• Description of the task:
Revise the data below by changing every "y-tick-label" to "y-axis-tick" and leaving everything else as is. Omit the pictures from your answer.

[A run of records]

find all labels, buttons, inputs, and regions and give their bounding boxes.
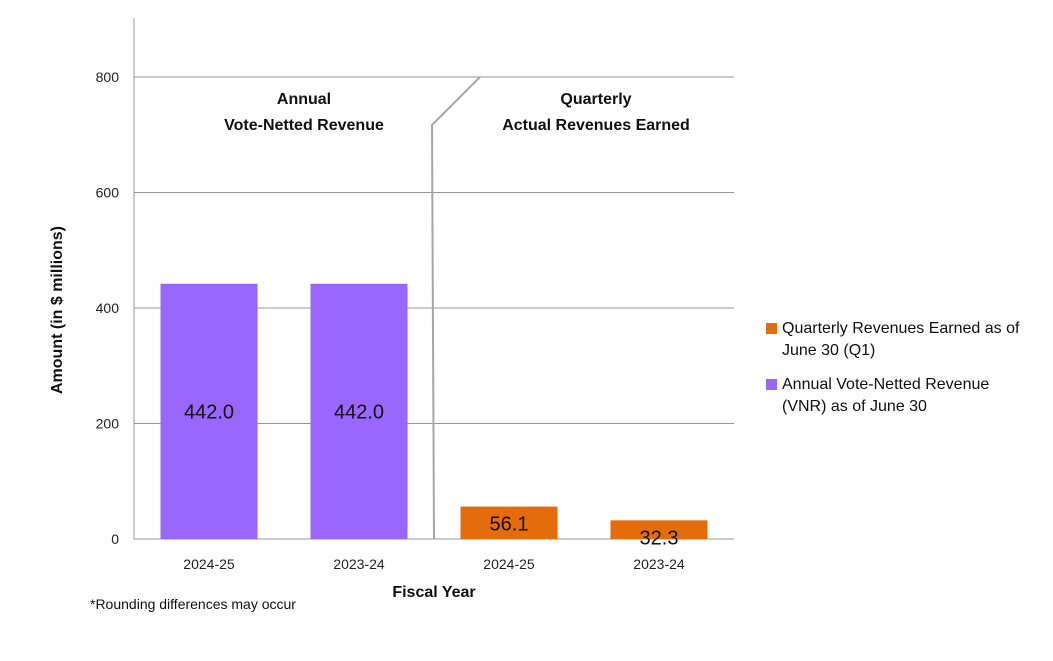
annotation-quarterly-line2: Actual Revenues Earned: [502, 117, 690, 134]
legend-label-quarterly: Quarterly Revenues Earned as of June 30 …: [782, 320, 1020, 359]
y-tick-label: 0: [111, 531, 119, 547]
tick-labels: 0 200 400 600 800 2024-25 2023-24 2024-25 2023-2…: [96, 69, 685, 572]
bar-value-label: 442.0: [184, 401, 234, 423]
legend-item-annual: Annual Vote-Netted Revenue (VNR) as of J…: [766, 374, 1036, 418]
y-tick-label: 400: [96, 300, 120, 316]
annotation-annual-line1: Annual: [277, 91, 331, 108]
bar-1: [160, 283, 258, 539]
y-tick-label: 800: [96, 69, 120, 85]
bar-3: [460, 506, 558, 539]
legend-swatch-annual: [766, 379, 777, 390]
bar-value-label: 56.1: [490, 514, 529, 536]
y-tick-label: 600: [96, 185, 120, 201]
bar-value-label: 32.3: [640, 527, 679, 549]
annotation-annual-line2: Vote-Netted Revenue: [224, 117, 384, 134]
footnote: *Rounding differences may occur: [90, 596, 296, 612]
legend-swatch-quarterly: [766, 323, 777, 334]
y-tick-label: 200: [96, 416, 120, 432]
x-tick-label: 2024-25: [483, 556, 535, 572]
bar-4: [610, 520, 708, 539]
legend-label-annual: Annual Vote-Netted Revenue (VNR) as of J…: [782, 376, 990, 415]
annotation-quarterly-line1: Quarterly: [560, 91, 631, 108]
bar-2: [310, 283, 408, 539]
legend-item-quarterly: Quarterly Revenues Earned as of June 30 …: [766, 318, 1036, 362]
x-tick-label: 2024-25: [183, 556, 235, 572]
section-divider-line: [430, 76, 481, 540]
legend: Quarterly Revenues Earned as of June 30 …: [766, 318, 1036, 430]
y-axis-label: Amount (in $ millions): [49, 226, 66, 394]
x-axis-label: Fiscal Year: [392, 584, 475, 601]
x-tick-label: 2023-24: [333, 556, 385, 572]
x-tick-label: 2023-24: [633, 556, 685, 572]
bars: 442.0 442.0 56.1 32.3: [160, 283, 708, 549]
bar-value-label: 442.0: [334, 401, 384, 423]
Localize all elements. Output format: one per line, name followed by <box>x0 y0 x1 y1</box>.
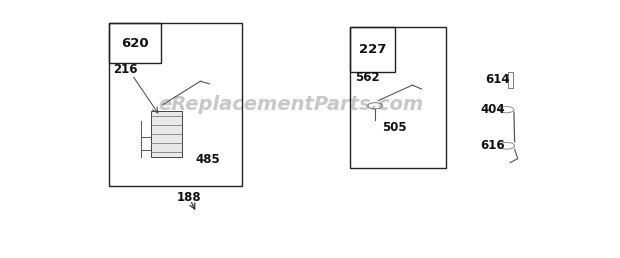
Text: 216: 216 <box>113 63 138 76</box>
Bar <box>108 23 161 63</box>
Bar <box>350 27 446 168</box>
Bar <box>108 23 242 186</box>
Text: 614: 614 <box>485 74 510 86</box>
Text: 616: 616 <box>480 139 505 152</box>
Text: 562: 562 <box>355 71 379 84</box>
Text: eReplacementParts.com: eReplacementParts.com <box>159 95 424 114</box>
Bar <box>508 72 513 88</box>
Text: 620: 620 <box>121 37 149 50</box>
Text: 505: 505 <box>383 121 407 134</box>
Text: 404: 404 <box>480 103 505 116</box>
Bar <box>350 27 395 72</box>
Text: 485: 485 <box>195 154 220 166</box>
Text: 227: 227 <box>359 43 386 56</box>
Text: 188: 188 <box>177 191 202 204</box>
Bar <box>151 111 182 157</box>
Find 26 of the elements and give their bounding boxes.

• Solved exercise:
find all labels, buttons, inputs, and regions and give their bounding boxes.
annotation-quarterly-line2: Actual Revenues Earned: [502, 117, 690, 134]
legend-label-quarterly: Quarterly Revenues Earned as of June 30 …: [782, 320, 1020, 359]
y-axis-tick: 0: [111, 531, 119, 547]
tick-labels: 0 200 400 600 800 2024-25 2023-24 2024-25 2023-2…: [96, 69, 685, 572]
bar-value-label: 442.0: [184, 401, 234, 423]
legend-item-annual: Annual Vote-Netted Revenue (VNR) as of J…: [766, 374, 1036, 418]
y-axis-tick: 400: [96, 300, 120, 316]
annotation-annual-line1: Annual: [277, 91, 331, 108]
bar-1: [160, 283, 258, 539]
y-axis-tick: 800: [96, 69, 120, 85]
bar-3: [460, 506, 558, 539]
legend-swatch-annual: [766, 379, 777, 390]
bar-value-label: 56.1: [490, 514, 529, 536]
y-axis-tick: 600: [96, 185, 120, 201]
bar-value-label: 32.3: [640, 527, 679, 549]
annotation-annual-line2: Vote-Netted Revenue: [224, 117, 384, 134]
footnote: *Rounding differences may occur: [90, 596, 296, 612]
legend-swatch-quarterly: [766, 323, 777, 334]
y-axis-tick: 200: [96, 416, 120, 432]
x-tick-label: 2024-25: [483, 556, 535, 572]
bar-4: [610, 520, 708, 539]
legend-label-annual: Annual Vote-Netted Revenue (VNR) as of J…: [782, 376, 990, 415]
annotation-quarterly-line1: Quarterly: [560, 91, 631, 108]
bar-2: [310, 283, 408, 539]
legend-item-quarterly: Quarterly Revenues Earned as of June 30 …: [766, 318, 1036, 362]
x-tick-label: 2024-25: [183, 556, 235, 572]
section-divider-line: [430, 76, 481, 540]
legend: Quarterly Revenues Earned as of June 30 …: [766, 318, 1036, 430]
y-axis-label: Amount (in $ millions): [49, 226, 66, 394]
x-axis-label: Fiscal Year: [392, 584, 475, 601]
x-tick-label: 2023-24: [333, 556, 385, 572]
x-tick-label: 2023-24: [633, 556, 685, 572]
bars: 442.0 442.0 56.1 32.3: [160, 283, 708, 549]
bar-value-label: 442.0: [334, 401, 384, 423]
Localize all elements. Output format: one per line, name followed by <box>x0 y0 x1 y1</box>.
Text: 216: 216 <box>113 63 138 76</box>
Bar <box>108 23 161 63</box>
Bar <box>350 27 446 168</box>
Bar <box>108 23 242 186</box>
Text: 614: 614 <box>485 74 510 86</box>
Text: 616: 616 <box>480 139 505 152</box>
Text: 562: 562 <box>355 71 379 84</box>
Text: eReplacementParts.com: eReplacementParts.com <box>159 95 424 114</box>
Bar <box>508 72 513 88</box>
Text: 620: 620 <box>121 37 149 50</box>
Text: 505: 505 <box>383 121 407 134</box>
Text: 404: 404 <box>480 103 505 116</box>
Bar <box>350 27 395 72</box>
Text: 485: 485 <box>195 154 220 166</box>
Text: 227: 227 <box>359 43 386 56</box>
Text: 188: 188 <box>177 191 202 204</box>
Bar <box>151 111 182 157</box>
Find 26 of the elements and give their bounding boxes.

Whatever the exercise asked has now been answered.